→ **Short problem**
Swap "x-tick-label" for "x-axis-tick" in the items from the first line through the line containing "1294, 377, 1307]", and write out only those lines again with nothing else changed.

[Records of where elements are located]
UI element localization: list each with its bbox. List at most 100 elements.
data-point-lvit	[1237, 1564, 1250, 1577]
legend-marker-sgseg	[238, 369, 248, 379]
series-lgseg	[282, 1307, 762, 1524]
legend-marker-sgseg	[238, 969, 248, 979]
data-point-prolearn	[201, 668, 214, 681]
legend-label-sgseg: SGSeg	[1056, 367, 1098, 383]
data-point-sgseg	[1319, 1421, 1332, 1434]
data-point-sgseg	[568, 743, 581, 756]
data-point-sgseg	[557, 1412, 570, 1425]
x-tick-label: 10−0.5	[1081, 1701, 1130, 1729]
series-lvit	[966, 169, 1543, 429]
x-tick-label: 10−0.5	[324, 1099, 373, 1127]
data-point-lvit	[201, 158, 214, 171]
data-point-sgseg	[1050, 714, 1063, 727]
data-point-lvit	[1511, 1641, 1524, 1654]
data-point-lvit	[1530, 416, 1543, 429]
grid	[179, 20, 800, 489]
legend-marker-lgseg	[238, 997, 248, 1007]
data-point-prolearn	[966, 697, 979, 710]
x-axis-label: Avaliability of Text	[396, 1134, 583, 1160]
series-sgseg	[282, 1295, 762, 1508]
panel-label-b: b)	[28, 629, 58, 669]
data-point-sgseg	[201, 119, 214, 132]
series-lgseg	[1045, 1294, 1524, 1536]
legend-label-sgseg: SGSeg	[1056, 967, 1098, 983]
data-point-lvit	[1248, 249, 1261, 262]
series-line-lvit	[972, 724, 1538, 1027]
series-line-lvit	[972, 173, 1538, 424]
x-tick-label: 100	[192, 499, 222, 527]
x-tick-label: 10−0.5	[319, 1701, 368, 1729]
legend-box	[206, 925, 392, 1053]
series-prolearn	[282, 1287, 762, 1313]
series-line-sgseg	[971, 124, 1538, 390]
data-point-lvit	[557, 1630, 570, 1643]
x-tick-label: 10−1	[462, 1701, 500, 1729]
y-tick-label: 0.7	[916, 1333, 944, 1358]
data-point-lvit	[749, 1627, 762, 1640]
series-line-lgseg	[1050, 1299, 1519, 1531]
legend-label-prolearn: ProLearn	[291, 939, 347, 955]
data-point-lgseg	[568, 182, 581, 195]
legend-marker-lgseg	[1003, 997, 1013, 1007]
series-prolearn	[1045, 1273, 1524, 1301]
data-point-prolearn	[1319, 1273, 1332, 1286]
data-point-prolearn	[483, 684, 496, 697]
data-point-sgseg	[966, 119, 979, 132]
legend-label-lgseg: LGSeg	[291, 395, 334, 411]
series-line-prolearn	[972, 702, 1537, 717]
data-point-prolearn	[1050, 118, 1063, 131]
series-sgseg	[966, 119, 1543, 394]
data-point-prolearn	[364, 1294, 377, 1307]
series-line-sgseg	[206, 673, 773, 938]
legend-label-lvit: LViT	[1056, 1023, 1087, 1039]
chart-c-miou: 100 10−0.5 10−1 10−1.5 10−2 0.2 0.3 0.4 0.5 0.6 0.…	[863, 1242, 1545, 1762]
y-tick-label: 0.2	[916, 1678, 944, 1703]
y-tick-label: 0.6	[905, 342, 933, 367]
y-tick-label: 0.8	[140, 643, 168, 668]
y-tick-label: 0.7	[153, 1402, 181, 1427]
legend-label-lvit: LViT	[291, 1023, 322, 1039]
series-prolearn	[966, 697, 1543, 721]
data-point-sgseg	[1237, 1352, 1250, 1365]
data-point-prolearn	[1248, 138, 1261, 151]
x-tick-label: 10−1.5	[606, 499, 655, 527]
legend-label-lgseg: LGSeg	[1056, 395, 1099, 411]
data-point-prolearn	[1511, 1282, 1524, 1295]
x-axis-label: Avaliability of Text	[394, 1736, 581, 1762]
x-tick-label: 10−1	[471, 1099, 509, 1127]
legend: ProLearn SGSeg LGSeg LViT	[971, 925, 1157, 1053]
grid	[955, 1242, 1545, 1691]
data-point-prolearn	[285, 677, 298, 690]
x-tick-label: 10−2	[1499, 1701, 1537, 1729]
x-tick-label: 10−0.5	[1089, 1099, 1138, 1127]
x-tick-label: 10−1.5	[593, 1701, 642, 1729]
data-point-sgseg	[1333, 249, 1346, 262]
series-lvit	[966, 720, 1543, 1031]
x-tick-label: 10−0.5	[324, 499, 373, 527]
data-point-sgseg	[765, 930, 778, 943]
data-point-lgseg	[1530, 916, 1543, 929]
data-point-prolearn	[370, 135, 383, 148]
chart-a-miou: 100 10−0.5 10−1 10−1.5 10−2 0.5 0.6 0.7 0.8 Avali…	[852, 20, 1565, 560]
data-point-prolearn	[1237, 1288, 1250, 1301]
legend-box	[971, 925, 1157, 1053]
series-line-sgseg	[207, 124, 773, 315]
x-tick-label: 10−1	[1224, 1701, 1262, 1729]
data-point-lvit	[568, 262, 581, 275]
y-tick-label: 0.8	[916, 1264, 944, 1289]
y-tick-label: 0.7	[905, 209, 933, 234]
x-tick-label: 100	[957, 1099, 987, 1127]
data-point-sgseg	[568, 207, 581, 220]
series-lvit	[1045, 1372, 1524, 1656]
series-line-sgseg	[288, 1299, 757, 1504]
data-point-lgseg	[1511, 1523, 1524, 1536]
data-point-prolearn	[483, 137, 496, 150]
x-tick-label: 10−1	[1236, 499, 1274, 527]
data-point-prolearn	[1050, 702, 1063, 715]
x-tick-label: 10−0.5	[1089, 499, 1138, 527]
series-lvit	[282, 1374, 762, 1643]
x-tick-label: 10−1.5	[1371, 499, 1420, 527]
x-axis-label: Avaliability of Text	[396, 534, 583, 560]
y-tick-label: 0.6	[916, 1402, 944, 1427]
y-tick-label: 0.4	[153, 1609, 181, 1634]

→ **Result below**
UI element localization: list each with its bbox. List at most 100 elements.
data-point-lvit	[1237, 1564, 1250, 1577]
legend-marker-sgseg	[238, 369, 248, 379]
series-lgseg	[282, 1307, 762, 1524]
legend-marker-sgseg	[238, 969, 248, 979]
data-point-prolearn	[201, 668, 214, 681]
legend-label-sgseg: SGSeg	[1056, 367, 1098, 383]
data-point-sgseg	[1319, 1421, 1332, 1434]
data-point-sgseg	[568, 743, 581, 756]
data-point-sgseg	[557, 1412, 570, 1425]
x-axis-tick: 10−0.5	[1081, 1701, 1130, 1729]
series-lvit	[966, 169, 1543, 429]
x-axis-tick: 10−0.5	[324, 1099, 373, 1127]
data-point-lvit	[201, 158, 214, 171]
data-point-sgseg	[1050, 714, 1063, 727]
data-point-lvit	[1511, 1641, 1524, 1654]
data-point-lvit	[1530, 416, 1543, 429]
grid	[179, 20, 800, 489]
legend-marker-lgseg	[238, 997, 248, 1007]
data-point-prolearn	[966, 697, 979, 710]
x-axis-label: Avaliability of Text	[396, 1134, 583, 1160]
series-sgseg	[282, 1295, 762, 1508]
panel-label-b: b)	[28, 629, 58, 669]
data-point-sgseg	[201, 119, 214, 132]
series-lgseg	[1045, 1294, 1524, 1536]
legend-label-sgseg: SGSeg	[1056, 967, 1098, 983]
data-point-lvit	[1248, 249, 1261, 262]
series-line-lvit	[972, 724, 1538, 1027]
series-line-lvit	[972, 173, 1538, 424]
x-axis-tick: 100	[192, 499, 222, 527]
x-axis-tick: 10−0.5	[319, 1701, 368, 1729]
legend-box	[206, 925, 392, 1053]
series-prolearn	[282, 1287, 762, 1313]
series-line-sgseg	[971, 124, 1538, 390]
data-point-lvit	[557, 1630, 570, 1643]
x-axis-tick: 10−1	[462, 1701, 500, 1729]
y-tick-label: 0.7	[916, 1333, 944, 1358]
data-point-lvit	[749, 1627, 762, 1640]
series-line-lgseg	[1050, 1299, 1519, 1531]
legend-label-prolearn: ProLearn	[291, 939, 347, 955]
data-point-lgseg	[568, 182, 581, 195]
legend-marker-lgseg	[1003, 997, 1013, 1007]
series-prolearn	[1045, 1273, 1524, 1301]
data-point-prolearn	[1319, 1273, 1332, 1286]
data-point-prolearn	[483, 684, 496, 697]
data-point-sgseg	[966, 119, 979, 132]
legend-label-lgseg: LGSeg	[291, 395, 334, 411]
series-line-prolearn	[972, 702, 1537, 717]
data-point-prolearn	[1050, 118, 1063, 131]
series-sgseg	[966, 119, 1543, 394]
data-point-prolearn	[364, 1294, 377, 1307]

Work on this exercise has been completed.